PROBLEM REQUIREMENTS: Print the whole listing exactly.

Items listed in a dataset:

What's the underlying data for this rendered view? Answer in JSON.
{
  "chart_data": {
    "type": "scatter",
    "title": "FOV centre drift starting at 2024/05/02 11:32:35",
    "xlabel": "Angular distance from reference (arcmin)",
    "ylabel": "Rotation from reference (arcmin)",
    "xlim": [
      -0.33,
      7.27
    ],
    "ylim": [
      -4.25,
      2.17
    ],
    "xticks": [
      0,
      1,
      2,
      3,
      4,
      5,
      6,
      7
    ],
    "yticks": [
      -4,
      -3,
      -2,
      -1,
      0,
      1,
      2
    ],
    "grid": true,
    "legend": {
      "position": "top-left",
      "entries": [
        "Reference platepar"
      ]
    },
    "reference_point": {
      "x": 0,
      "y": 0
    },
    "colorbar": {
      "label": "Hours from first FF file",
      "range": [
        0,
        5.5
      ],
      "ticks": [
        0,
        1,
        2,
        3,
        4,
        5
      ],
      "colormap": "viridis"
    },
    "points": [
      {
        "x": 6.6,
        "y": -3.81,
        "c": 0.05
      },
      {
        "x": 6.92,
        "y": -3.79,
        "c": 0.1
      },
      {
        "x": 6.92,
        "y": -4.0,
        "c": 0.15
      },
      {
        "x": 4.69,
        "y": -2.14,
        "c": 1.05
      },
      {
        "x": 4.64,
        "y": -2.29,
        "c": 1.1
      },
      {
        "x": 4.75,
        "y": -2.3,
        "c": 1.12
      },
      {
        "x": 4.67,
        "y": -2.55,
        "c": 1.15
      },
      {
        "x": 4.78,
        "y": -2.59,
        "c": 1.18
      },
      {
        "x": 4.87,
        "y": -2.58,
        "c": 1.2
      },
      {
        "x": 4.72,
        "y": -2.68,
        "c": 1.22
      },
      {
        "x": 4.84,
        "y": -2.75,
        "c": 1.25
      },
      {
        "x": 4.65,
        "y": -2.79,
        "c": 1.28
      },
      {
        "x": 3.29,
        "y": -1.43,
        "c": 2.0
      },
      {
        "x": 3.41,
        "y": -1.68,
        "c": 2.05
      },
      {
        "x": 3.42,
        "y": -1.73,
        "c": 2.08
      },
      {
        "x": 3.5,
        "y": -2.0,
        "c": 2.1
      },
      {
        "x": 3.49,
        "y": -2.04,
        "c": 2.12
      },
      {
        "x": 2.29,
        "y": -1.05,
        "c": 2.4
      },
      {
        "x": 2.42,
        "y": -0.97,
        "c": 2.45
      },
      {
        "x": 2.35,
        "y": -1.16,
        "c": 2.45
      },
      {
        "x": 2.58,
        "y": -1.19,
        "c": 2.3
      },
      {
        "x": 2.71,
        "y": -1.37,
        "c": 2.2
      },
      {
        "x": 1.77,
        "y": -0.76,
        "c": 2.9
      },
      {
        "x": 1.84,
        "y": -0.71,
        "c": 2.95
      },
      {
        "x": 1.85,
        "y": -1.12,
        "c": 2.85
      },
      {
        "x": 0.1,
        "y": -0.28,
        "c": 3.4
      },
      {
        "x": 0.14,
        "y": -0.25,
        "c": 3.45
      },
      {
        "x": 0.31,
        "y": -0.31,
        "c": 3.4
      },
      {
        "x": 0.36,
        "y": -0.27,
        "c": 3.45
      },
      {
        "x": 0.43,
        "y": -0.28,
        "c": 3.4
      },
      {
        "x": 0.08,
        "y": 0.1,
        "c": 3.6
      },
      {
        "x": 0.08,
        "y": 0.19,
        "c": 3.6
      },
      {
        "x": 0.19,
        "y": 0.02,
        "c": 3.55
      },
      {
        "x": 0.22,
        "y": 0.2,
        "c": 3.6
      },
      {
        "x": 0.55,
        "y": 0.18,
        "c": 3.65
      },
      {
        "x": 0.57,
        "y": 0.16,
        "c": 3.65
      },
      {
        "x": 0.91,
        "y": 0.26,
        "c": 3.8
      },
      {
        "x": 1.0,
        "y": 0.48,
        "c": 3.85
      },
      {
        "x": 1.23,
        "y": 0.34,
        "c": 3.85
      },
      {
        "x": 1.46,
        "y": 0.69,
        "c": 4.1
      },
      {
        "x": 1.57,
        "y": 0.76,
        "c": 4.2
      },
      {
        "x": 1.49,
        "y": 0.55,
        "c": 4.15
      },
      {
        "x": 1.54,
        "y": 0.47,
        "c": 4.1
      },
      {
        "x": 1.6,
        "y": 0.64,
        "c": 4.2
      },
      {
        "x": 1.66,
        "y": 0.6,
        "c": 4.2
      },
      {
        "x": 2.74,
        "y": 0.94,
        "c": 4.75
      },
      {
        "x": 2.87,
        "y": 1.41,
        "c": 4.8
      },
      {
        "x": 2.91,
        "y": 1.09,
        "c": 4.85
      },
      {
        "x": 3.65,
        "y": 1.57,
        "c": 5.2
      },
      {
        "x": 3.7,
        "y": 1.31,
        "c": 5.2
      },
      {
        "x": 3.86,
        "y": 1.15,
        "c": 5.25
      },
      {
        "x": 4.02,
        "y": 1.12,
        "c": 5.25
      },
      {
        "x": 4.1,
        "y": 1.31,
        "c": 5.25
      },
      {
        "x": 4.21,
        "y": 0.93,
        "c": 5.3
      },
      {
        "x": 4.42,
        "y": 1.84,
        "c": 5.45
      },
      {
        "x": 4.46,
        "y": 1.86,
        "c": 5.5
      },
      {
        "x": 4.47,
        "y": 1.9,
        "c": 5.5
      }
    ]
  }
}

SOLUTION TO THE PROBLEM:
What's the underlying data for this rendered view? Answer in JSON.
{
  "chart_data": {
    "type": "scatter",
    "title": "FOV centre drift starting at 2024/05/02 11:32:35",
    "xlabel": "Angular distance from reference (arcmin)",
    "ylabel": "Rotation from reference (arcmin)",
    "xlim": [
      -0.33,
      7.27
    ],
    "ylim": [
      -4.25,
      2.17
    ],
    "xticks": [
      0,
      1,
      2,
      3,
      4,
      5,
      6,
      7
    ],
    "yticks": [
      -4,
      -3,
      -2,
      -1,
      0,
      1,
      2
    ],
    "grid": true,
    "legend": {
      "position": "top-left",
      "entries": [
        "Reference platepar"
      ]
    },
    "reference_point": {
      "x": 0,
      "y": 0
    },
    "colorbar": {
      "label": "Hours from first FF file",
      "range": [
        0,
        5.5
      ],
      "ticks": [
        0,
        1,
        2,
        3,
        4,
        5
      ],
      "colormap": "viridis"
    },
    "points": [
      {
        "x": 6.6,
        "y": -3.81,
        "c": 0.05
      },
      {
        "x": 6.92,
        "y": -3.79,
        "c": 0.1
      },
      {
        "x": 6.92,
        "y": -4.0,
        "c": 0.15
      },
      {
        "x": 4.69,
        "y": -2.14,
        "c": 1.05
      },
      {
        "x": 4.64,
        "y": -2.29,
        "c": 1.1
      },
      {
        "x": 4.75,
        "y": -2.3,
        "c": 1.12
      },
      {
        "x": 4.67,
        "y": -2.55,
        "c": 1.15
      },
      {
        "x": 4.78,
        "y": -2.59,
        "c": 1.18
      },
      {
        "x": 4.87,
        "y": -2.58,
        "c": 1.2
      },
      {
        "x": 4.72,
        "y": -2.68,
        "c": 1.22
      },
      {
        "x": 4.84,
        "y": -2.75,
        "c": 1.25
      },
      {
        "x": 4.65,
        "y": -2.79,
        "c": 1.28
      },
      {
        "x": 3.29,
        "y": -1.43,
        "c": 2.0
      },
      {
        "x": 3.41,
        "y": -1.68,
        "c": 2.05
      },
      {
        "x": 3.42,
        "y": -1.73,
        "c": 2.08
      },
      {
        "x": 3.5,
        "y": -2.0,
        "c": 2.1
      },
      {
        "x": 3.49,
        "y": -2.04,
        "c": 2.12
      },
      {
        "x": 2.29,
        "y": -1.05,
        "c": 2.4
      },
      {
        "x": 2.42,
        "y": -0.97,
        "c": 2.45
      },
      {
        "x": 2.35,
        "y": -1.16,
        "c": 2.45
      },
      {
        "x": 2.58,
        "y": -1.19,
        "c": 2.3
      },
      {
        "x": 2.71,
        "y": -1.37,
        "c": 2.2
      },
      {
        "x": 1.77,
        "y": -0.76,
        "c": 2.9
      },
      {
        "x": 1.84,
        "y": -0.71,
        "c": 2.95
      },
      {
        "x": 1.85,
        "y": -1.12,
        "c": 2.85
      },
      {
        "x": 0.1,
        "y": -0.28,
        "c": 3.4
      },
      {
        "x": 0.14,
        "y": -0.25,
        "c": 3.45
      },
      {
        "x": 0.31,
        "y": -0.31,
        "c": 3.4
      },
      {
        "x": 0.36,
        "y": -0.27,
        "c": 3.45
      },
      {
        "x": 0.43,
        "y": -0.28,
        "c": 3.4
      },
      {
        "x": 0.08,
        "y": 0.1,
        "c": 3.6
      },
      {
        "x": 0.08,
        "y": 0.19,
        "c": 3.6
      },
      {
        "x": 0.19,
        "y": 0.02,
        "c": 3.55
      },
      {
        "x": 0.22,
        "y": 0.2,
        "c": 3.6
      },
      {
        "x": 0.55,
        "y": 0.18,
        "c": 3.65
      },
      {
        "x": 0.57,
        "y": 0.16,
        "c": 3.65
      },
      {
        "x": 0.91,
        "y": 0.26,
        "c": 3.8
      },
      {
        "x": 1.0,
        "y": 0.48,
        "c": 3.85
      },
      {
        "x": 1.23,
        "y": 0.34,
        "c": 3.85
      },
      {
        "x": 1.46,
        "y": 0.69,
        "c": 4.1
      },
      {
        "x": 1.57,
        "y": 0.76,
        "c": 4.2
      },
      {
        "x": 1.49,
        "y": 0.55,
        "c": 4.15
      },
      {
        "x": 1.54,
        "y": 0.47,
        "c": 4.1
      },
      {
        "x": 1.6,
        "y": 0.64,
        "c": 4.2
      },
      {
        "x": 1.66,
        "y": 0.6,
        "c": 4.2
      },
      {
        "x": 2.74,
        "y": 0.94,
        "c": 4.75
      },
      {
        "x": 2.87,
        "y": 1.41,
        "c": 4.8
      },
      {
        "x": 2.91,
        "y": 1.09,
        "c": 4.85
      },
      {
        "x": 3.65,
        "y": 1.57,
        "c": 5.2
      },
      {
        "x": 3.7,
        "y": 1.31,
        "c": 5.2
      },
      {
        "x": 3.86,
        "y": 1.15,
        "c": 5.25
      },
      {
        "x": 4.02,
        "y": 1.12,
        "c": 5.25
      },
      {
        "x": 4.1,
        "y": 1.31,
        "c": 5.25
      },
      {
        "x": 4.21,
        "y": 0.93,
        "c": 5.3
      },
      {
        "x": 4.42,
        "y": 1.84,
        "c": 5.45
      },
      {
        "x": 4.46,
        "y": 1.86,
        "c": 5.5
      },
      {
        "x": 4.47,
        "y": 1.9,
        "c": 5.5
      }
    ]
  }
}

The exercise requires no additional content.